[Stored records]
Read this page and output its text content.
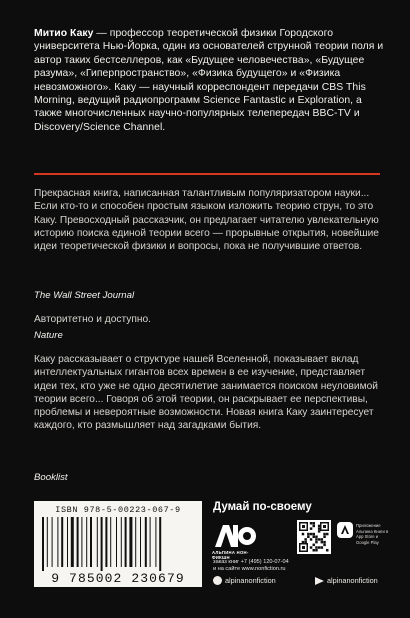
Митио Каку — профессор теоретической физики Городского университета Нью-Йорка, один из основателей струнной теории поля и автор таких бестселлеров, как «Будущее человечества», «Будущее разума», «Гиперпространство», «Физика будущего» и «Физика невозможного». Каку — научный корреспондент передачи CBS This Morning, ведущий радиопрограмм Science Fantastic и Exploration, а также многочисленных научно-популярных телепередач BBC-TV и Discovery/Science Channel.
Прекрасная книга, написанная талантливым популяризатором науки... Если кто-то и способен простым языком изложить теорию струн, то это Каку. Превосходный рассказчик, он предлагает читателю увлекательную историю поиска единой теории всего — прорывные открытия, новейшие идеи теоретической физики и вопросы, пока не получившие ответов.
The Wall Street Journal
Авторитетно и доступно.
Nature
Каку рассказывает о структуре нашей Вселенной, показывает вклад интеллектуальных гигантов всех времен в ее изучение, представляет идеи тех, кто уже не одно десятилетие занимается поиском неуловимой теории всего... Говоря об этой теории, он раскрывает ее перспективы, проблемы и невероятные возможности. Новая книга Каку заинтересует каждого, кто размышляет над загадками бытия.
Booklist
ISBN 978-5-00223-067-9
9 785002 230679
Думай по-своему
АЛЬПИНА НОН-ФИКШН
заказ книг +7 (495) 120-07-04
и на сайте www.nonfiction.ru
Приложение Альпина Книги в App Store и Google Play
alpinanonfiction	alpinanonfiction
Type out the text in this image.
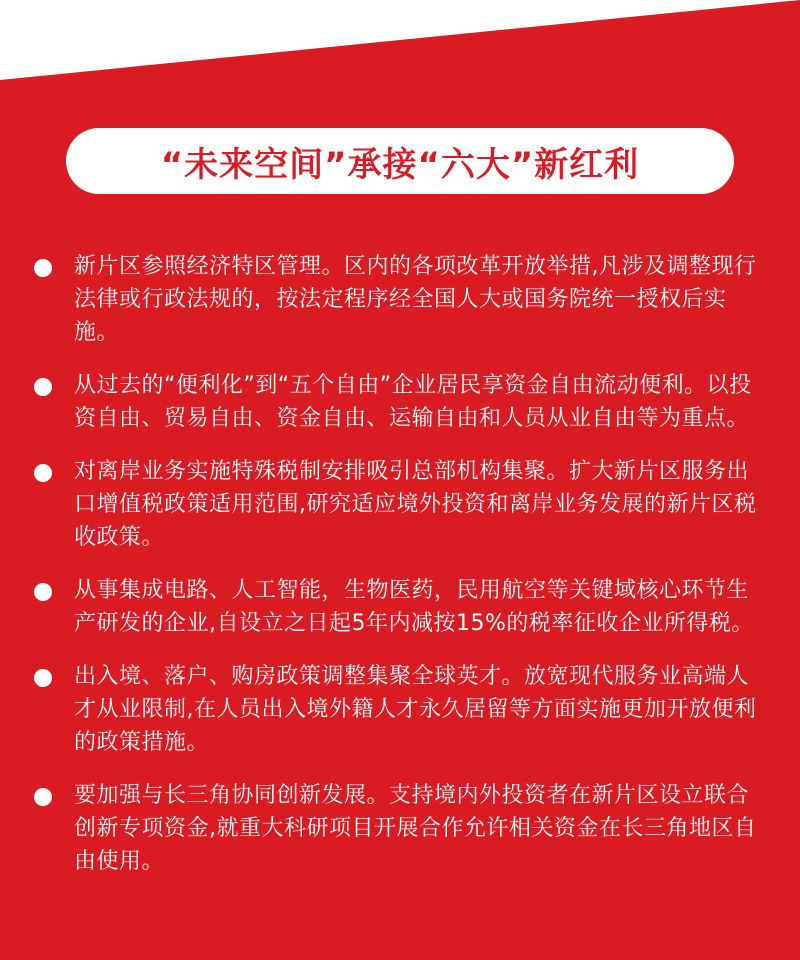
“未来空间”承接“六大”新红利
新片区参照经济特区管理。区内的各项改革开放举措,凡涉及调整现行法律或行政法规的，按法定程序经全国人大或国务院统一授权后实施。
从过去的“便利化”到“五个自由”企业居民享资金自由流动便利。以投资自由、贸易自由、资金自由、运输自由和人员从业自由等为重点。
对离岸业务实施特殊税制安排吸引总部机构集聚。扩大新片区服务出口增值税政策适用范围,研究适应境外投资和离岸业务发展的新片区税收政策。
从事集成电路、人工智能，生物医药，民用航空等关键域核心环节生产研发的企业,自设立之日起5年内减按15%的税率征收企业所得税。
出入境、落户、购房政策调整集聚全球英才。放宽现代服务业高端人才从业限制,在人员出入境外籍人才永久居留等方面实施更加开放便利的政策措施。
要加强与长三角协同创新发展。支持境内外投资者在新片区设立联合创新专项资金,就重大科研项目开展合作允许相关资金在长三角地区自由使用。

- [REQUIREMENTS]:
Without the pictures, restate all of the entries above verbatim.

- [EXERCISE RESULT]:
Read this page and output its text content.
Митио Каку — профессор теоретической физики Городского университета Нью-Йорка, один из основателей струнной теории поля и автор таких бестселлеров, как «Будущее человечества», «Будущее разума», «Гиперпространство», «Физика будущего» и «Физика невозможного». Каку — научный корреспондент передачи CBS This Morning, ведущий радиопрограмм Science Fantastic и Exploration, а также многочисленных научно-популярных телепередач BBC-TV и Discovery/Science Channel.
Прекрасная книга, написанная талантливым популяризатором науки... Если кто-то и способен простым языком изложить теорию струн, то это Каку. Превосходный рассказчик, он предлагает читателю увлекательную историю поиска единой теории всего — прорывные открытия, новейшие идеи теоретической физики и вопросы, пока не получившие ответов.
The Wall Street Journal
Авторитетно и доступно.
Nature
Каку рассказывает о структуре нашей Вселенной, показывает вклад интеллектуальных гигантов всех времен в ее изучение, представляет идеи тех, кто уже не одно десятилетие занимается поиском неуловимой теории всего... Говоря об этой теории, он раскрывает ее перспективы, проблемы и невероятные возможности. Новая книга Каку заинтересует каждого, кто размышляет над загадками бытия.
Booklist
ISBN 978-5-00223-067-9
9 785002 230679
Думай по-своему
АЛЬПИНА НОН-ФИКШН
заказ книг +7 (495) 120-07-04
и на сайте www.nonfiction.ru
Приложение Альпина Книги в App Store и Google Play
alpinanonfiction	alpinanonfiction
Type out the text in this image.
“未来空间”承接“六大”新红利
新片区参照经济特区管理。区内的各项改革开放举措,凡涉及调整现行法律或行政法规的，按法定程序经全国人大或国务院统一授权后实施。
从过去的“便利化”到“五个自由”企业居民享资金自由流动便利。以投资自由、贸易自由、资金自由、运输自由和人员从业自由等为重点。
对离岸业务实施特殊税制安排吸引总部机构集聚。扩大新片区服务出口增值税政策适用范围,研究适应境外投资和离岸业务发展的新片区税收政策。
从事集成电路、人工智能，生物医药，民用航空等关键域核心环节生产研发的企业,自设立之日起5年内减按15%的税率征收企业所得税。
出入境、落户、购房政策调整集聚全球英才。放宽现代服务业高端人才从业限制,在人员出入境外籍人才永久居留等方面实施更加开放便利的政策措施。
要加强与长三角协同创新发展。支持境内外投资者在新片区设立联合创新专项资金,就重大科研项目开展合作允许相关资金在长三角地区自由使用。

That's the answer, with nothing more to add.